(Data extracted from a collection)
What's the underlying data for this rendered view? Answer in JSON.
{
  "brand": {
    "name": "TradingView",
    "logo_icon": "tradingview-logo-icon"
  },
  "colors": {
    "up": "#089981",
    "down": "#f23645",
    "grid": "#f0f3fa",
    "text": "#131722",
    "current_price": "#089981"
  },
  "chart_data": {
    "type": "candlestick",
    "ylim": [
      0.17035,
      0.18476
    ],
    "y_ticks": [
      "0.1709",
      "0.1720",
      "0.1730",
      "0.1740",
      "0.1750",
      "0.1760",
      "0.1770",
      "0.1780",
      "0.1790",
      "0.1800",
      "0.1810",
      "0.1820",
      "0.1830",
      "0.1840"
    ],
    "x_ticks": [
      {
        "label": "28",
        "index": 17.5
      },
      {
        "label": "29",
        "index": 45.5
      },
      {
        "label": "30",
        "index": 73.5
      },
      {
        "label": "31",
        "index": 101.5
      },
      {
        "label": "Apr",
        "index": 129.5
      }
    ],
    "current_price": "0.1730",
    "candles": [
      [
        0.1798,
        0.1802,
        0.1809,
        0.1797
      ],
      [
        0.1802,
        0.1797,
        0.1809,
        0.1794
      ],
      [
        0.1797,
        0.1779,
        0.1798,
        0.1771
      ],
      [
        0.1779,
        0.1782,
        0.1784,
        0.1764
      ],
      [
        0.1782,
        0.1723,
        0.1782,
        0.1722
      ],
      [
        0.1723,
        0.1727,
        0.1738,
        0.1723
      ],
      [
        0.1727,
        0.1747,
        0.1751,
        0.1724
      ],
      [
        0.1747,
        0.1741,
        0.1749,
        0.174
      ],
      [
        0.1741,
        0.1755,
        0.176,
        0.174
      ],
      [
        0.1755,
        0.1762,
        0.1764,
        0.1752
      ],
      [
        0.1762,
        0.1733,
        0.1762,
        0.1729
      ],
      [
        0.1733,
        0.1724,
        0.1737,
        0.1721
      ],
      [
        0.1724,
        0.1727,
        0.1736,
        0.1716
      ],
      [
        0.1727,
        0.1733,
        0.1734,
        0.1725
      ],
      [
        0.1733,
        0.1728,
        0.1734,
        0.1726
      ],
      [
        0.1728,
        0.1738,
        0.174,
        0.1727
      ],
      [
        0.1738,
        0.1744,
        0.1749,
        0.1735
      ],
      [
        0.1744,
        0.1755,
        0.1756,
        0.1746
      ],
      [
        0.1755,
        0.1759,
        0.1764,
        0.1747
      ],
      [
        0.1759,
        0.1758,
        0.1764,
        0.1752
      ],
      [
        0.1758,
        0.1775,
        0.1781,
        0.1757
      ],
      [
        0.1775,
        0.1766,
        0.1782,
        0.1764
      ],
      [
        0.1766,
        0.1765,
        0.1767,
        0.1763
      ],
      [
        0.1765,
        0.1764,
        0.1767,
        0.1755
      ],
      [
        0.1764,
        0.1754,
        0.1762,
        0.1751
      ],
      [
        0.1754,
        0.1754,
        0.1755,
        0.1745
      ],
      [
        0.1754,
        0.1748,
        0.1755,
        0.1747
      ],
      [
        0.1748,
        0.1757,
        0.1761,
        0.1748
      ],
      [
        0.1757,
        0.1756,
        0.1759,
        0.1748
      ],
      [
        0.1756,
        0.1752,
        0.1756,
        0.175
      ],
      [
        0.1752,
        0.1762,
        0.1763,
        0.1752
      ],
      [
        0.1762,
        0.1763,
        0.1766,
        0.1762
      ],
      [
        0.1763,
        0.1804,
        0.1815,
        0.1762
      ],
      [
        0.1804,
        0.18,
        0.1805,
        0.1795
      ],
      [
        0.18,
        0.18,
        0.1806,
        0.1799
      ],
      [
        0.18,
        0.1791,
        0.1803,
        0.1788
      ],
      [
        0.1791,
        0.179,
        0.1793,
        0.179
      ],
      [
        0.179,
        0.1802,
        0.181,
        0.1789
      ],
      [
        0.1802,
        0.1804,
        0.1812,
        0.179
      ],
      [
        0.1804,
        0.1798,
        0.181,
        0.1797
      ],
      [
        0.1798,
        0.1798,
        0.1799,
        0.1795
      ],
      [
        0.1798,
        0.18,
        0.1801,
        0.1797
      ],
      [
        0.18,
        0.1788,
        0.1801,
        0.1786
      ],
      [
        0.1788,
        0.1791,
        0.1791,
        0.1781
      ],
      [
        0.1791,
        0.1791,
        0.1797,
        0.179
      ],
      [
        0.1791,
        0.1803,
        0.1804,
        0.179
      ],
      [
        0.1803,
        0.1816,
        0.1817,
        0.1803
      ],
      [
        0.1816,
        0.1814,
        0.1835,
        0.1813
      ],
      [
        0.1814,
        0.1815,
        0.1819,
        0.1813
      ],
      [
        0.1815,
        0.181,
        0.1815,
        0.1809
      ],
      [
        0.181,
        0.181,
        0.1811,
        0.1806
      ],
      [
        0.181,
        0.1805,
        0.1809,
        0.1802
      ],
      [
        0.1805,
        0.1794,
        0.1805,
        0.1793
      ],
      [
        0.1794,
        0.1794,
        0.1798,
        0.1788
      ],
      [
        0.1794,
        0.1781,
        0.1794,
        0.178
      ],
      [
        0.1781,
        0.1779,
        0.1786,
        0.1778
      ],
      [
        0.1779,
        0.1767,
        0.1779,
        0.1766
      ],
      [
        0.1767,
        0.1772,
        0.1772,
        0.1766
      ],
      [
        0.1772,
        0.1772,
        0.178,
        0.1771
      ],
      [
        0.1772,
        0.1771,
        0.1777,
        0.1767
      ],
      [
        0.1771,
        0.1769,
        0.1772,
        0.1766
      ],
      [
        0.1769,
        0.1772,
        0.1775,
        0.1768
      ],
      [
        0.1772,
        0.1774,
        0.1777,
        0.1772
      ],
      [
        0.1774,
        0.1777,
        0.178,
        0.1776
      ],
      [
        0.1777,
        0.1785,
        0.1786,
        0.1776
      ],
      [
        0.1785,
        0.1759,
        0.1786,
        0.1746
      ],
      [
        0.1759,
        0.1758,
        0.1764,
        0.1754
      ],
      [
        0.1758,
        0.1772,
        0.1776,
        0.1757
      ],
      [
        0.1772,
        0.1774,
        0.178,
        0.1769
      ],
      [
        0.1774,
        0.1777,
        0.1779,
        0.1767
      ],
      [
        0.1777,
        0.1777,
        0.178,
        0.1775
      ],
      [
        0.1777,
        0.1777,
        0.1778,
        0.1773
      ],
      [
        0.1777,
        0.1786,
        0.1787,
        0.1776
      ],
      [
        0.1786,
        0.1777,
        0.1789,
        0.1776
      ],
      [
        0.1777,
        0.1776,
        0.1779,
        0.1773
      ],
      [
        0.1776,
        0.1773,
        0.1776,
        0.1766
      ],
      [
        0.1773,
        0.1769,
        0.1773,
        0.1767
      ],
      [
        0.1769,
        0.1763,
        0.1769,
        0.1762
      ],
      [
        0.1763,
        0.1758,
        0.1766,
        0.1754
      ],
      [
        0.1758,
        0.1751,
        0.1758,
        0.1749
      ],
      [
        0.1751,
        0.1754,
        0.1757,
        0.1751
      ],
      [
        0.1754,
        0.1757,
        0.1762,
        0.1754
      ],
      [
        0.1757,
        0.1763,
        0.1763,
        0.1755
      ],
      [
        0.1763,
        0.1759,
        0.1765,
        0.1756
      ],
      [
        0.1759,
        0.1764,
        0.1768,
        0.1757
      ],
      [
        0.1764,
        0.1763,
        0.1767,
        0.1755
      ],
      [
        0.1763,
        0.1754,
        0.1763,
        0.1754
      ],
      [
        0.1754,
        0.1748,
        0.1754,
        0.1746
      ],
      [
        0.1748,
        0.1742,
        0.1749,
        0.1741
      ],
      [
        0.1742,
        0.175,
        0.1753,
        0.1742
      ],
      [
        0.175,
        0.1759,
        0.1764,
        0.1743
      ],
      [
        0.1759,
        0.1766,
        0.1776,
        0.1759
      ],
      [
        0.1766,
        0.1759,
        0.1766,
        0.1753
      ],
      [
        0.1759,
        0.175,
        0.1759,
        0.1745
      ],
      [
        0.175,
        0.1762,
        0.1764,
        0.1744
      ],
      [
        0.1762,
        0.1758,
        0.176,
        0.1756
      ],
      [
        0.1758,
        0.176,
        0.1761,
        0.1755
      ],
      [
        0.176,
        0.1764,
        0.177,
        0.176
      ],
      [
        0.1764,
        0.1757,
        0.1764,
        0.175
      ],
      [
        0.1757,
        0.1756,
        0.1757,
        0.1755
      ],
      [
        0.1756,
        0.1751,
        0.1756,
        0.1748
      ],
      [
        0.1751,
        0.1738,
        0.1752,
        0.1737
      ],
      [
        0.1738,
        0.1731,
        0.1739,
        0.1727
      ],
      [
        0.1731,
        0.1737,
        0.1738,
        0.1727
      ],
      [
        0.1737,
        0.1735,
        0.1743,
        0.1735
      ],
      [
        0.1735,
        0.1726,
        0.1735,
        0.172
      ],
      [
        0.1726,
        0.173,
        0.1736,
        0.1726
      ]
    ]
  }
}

Work to complete :: Look through the entries above and report each line where the string "label" occurs.

Full response ::
        "label": "28",
        "label": "29",
        "label": "30",
        "label": "31",
        "label": "Apr",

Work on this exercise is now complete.